==== LISTING

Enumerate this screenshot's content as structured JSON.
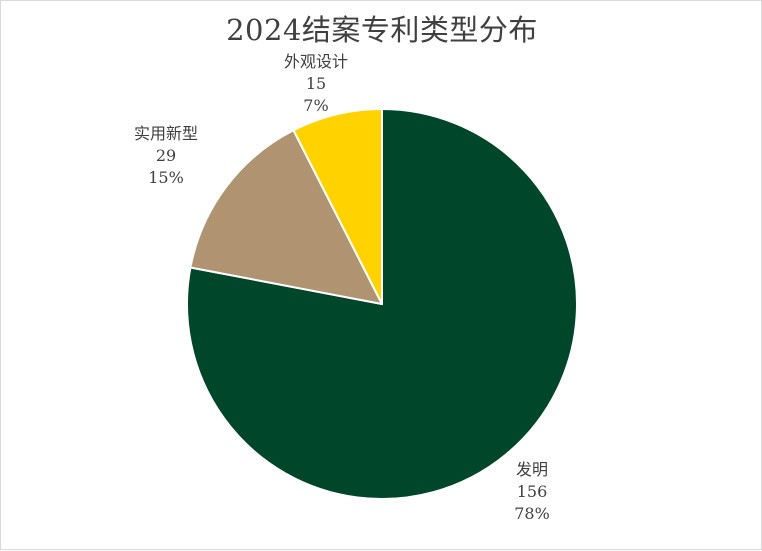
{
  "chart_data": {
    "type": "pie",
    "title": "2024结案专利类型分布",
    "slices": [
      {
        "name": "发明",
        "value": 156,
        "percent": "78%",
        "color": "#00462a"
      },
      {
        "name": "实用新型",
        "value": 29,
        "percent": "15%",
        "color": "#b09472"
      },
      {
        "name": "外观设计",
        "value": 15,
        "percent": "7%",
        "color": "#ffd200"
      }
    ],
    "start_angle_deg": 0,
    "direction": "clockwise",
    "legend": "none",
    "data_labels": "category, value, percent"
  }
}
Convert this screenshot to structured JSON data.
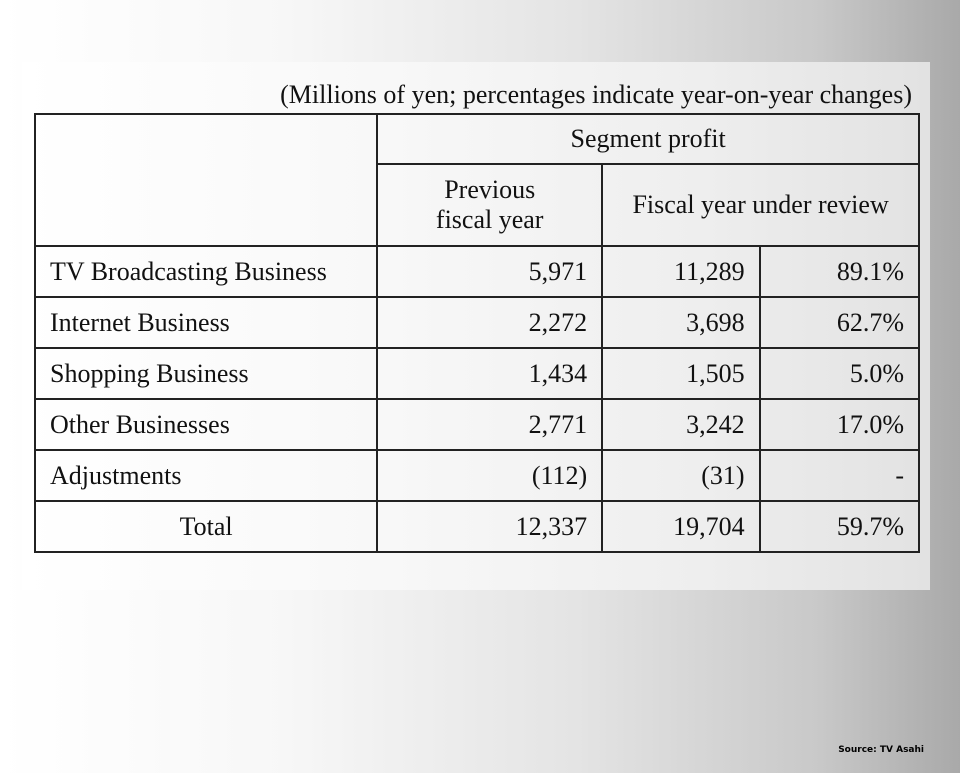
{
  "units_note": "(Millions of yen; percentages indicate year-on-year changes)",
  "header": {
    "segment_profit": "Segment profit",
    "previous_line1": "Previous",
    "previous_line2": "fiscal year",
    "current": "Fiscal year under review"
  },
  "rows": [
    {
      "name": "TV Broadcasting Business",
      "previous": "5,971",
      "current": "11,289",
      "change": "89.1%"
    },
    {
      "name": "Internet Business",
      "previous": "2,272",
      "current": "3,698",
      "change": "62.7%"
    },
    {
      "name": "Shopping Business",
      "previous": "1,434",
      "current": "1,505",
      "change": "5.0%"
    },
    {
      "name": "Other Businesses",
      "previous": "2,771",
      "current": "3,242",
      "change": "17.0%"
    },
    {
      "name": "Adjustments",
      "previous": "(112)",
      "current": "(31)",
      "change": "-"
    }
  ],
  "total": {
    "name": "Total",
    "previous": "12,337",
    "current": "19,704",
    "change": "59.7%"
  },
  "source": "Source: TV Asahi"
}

========

**WORK INSTRUCTIONS:**
Give again, unchanged, only the lines from the line containing "Convert this screenshot" to the last line of the records above. Pictures do not belong in the copy.

**ANSWER TO THIS TASK:**
Convert this screenshot to structured JSON data.
{
  "units_note": "(Millions of yen; percentages indicate year-on-year changes)",
  "header": {
    "segment_profit": "Segment profit",
    "previous_line1": "Previous",
    "previous_line2": "fiscal year",
    "current": "Fiscal year under review"
  },
  "rows": [
    {
      "name": "TV Broadcasting Business",
      "previous": "5,971",
      "current": "11,289",
      "change": "89.1%"
    },
    {
      "name": "Internet Business",
      "previous": "2,272",
      "current": "3,698",
      "change": "62.7%"
    },
    {
      "name": "Shopping Business",
      "previous": "1,434",
      "current": "1,505",
      "change": "5.0%"
    },
    {
      "name": "Other Businesses",
      "previous": "2,771",
      "current": "3,242",
      "change": "17.0%"
    },
    {
      "name": "Adjustments",
      "previous": "(112)",
      "current": "(31)",
      "change": "-"
    }
  ],
  "total": {
    "name": "Total",
    "previous": "12,337",
    "current": "19,704",
    "change": "59.7%"
  },
  "source": "Source: TV Asahi"
}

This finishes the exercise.